Records shown
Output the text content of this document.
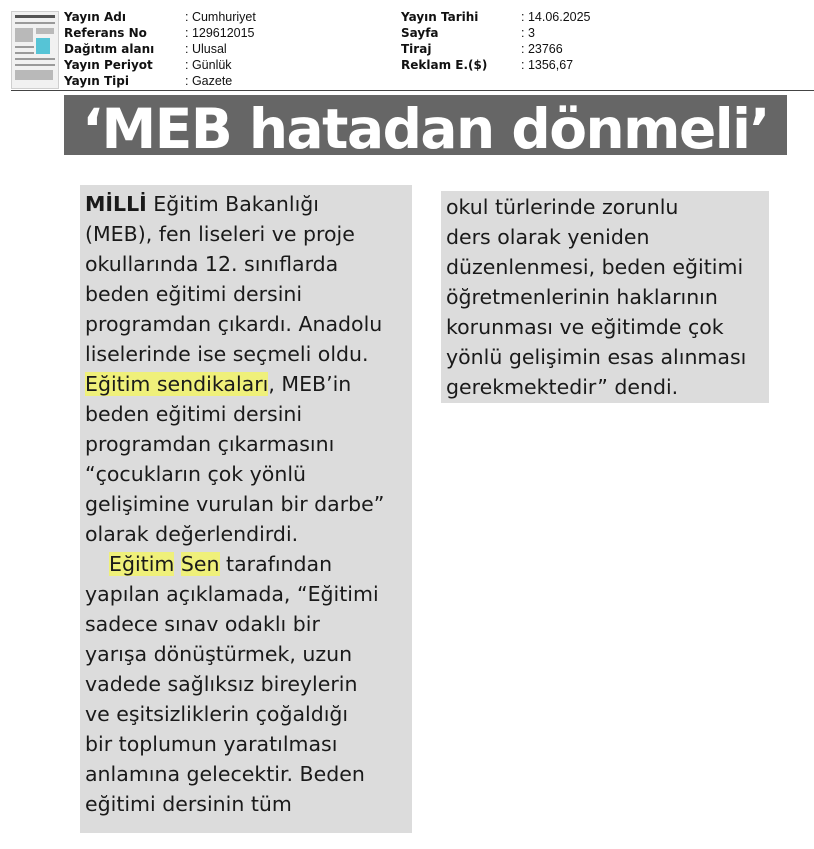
Yayın Adı	: Cumhuriyet
Referans No	: 129612015
Dağıtım alanı	: Ulusal
Yayın Periyot	: Günlük
Yayın Tipi	: Gazete
Yayın Tarihi	: 14.06.2025
Sayfa	: 3
Tiraj	: 23766
Reklam E.($)	: 1356,67
‘MEB hatadan dönmeli’
MİLLİ Eğitim Bakanlığı
(MEB), fen liseleri ve proje
okullarında 12. sınıflarda
beden eğitimi dersini
programdan çıkardı. Anadolu
liselerinde ise seçmeli oldu.
Eğitim sendikaları, MEB’in
beden eğitimi dersini
programdan çıkarmasını
“çocukların çok yönlü
gelişimine vurulan bir darbe”
olarak değerlendirdi.
Eğitim Sen tarafından
yapılan açıklamada, “Eğitimi
sadece sınav odaklı bir
yarışa dönüştürmek, uzun
vadede sağlıksız bireylerin
ve eşitsizliklerin çoğaldığı
bir toplumun yaratılması
anlamına gelecektir. Beden
eğitimi dersinin tüm
okul türlerinde zorunlu
ders olarak yeniden
düzenlenmesi, beden eğitimi
öğretmenlerinin haklarının
korunması ve eğitimde çok
yönlü gelişimin esas alınması
gerekmektedir” dendi.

Goal
All the records need to be repeated exactly, with the images dropped.

Solution to this problem
Output the text content of this document.
Yayın Adı	: Cumhuriyet
Referans No	: 129612015
Dağıtım alanı	: Ulusal
Yayın Periyot	: Günlük
Yayın Tipi	: Gazete
Yayın Tarihi	: 14.06.2025
Sayfa	: 3
Tiraj	: 23766
Reklam E.($)	: 1356,67
‘MEB hatadan dönmeli’
MİLLİ Eğitim Bakanlığı
(MEB), fen liseleri ve proje
okullarında 12. sınıflarda
beden eğitimi dersini
programdan çıkardı. Anadolu
liselerinde ise seçmeli oldu.
Eğitim sendikaları, MEB’in
beden eğitimi dersini
programdan çıkarmasını
“çocukların çok yönlü
gelişimine vurulan bir darbe”
olarak değerlendirdi.
Eğitim Sen tarafından
yapılan açıklamada, “Eğitimi
sadece sınav odaklı bir
yarışa dönüştürmek, uzun
vadede sağlıksız bireylerin
ve eşitsizliklerin çoğaldığı
bir toplumun yaratılması
anlamına gelecektir. Beden
eğitimi dersinin tüm
okul türlerinde zorunlu
ders olarak yeniden
düzenlenmesi, beden eğitimi
öğretmenlerinin haklarının
korunması ve eğitimde çok
yönlü gelişimin esas alınması
gerekmektedir” dendi.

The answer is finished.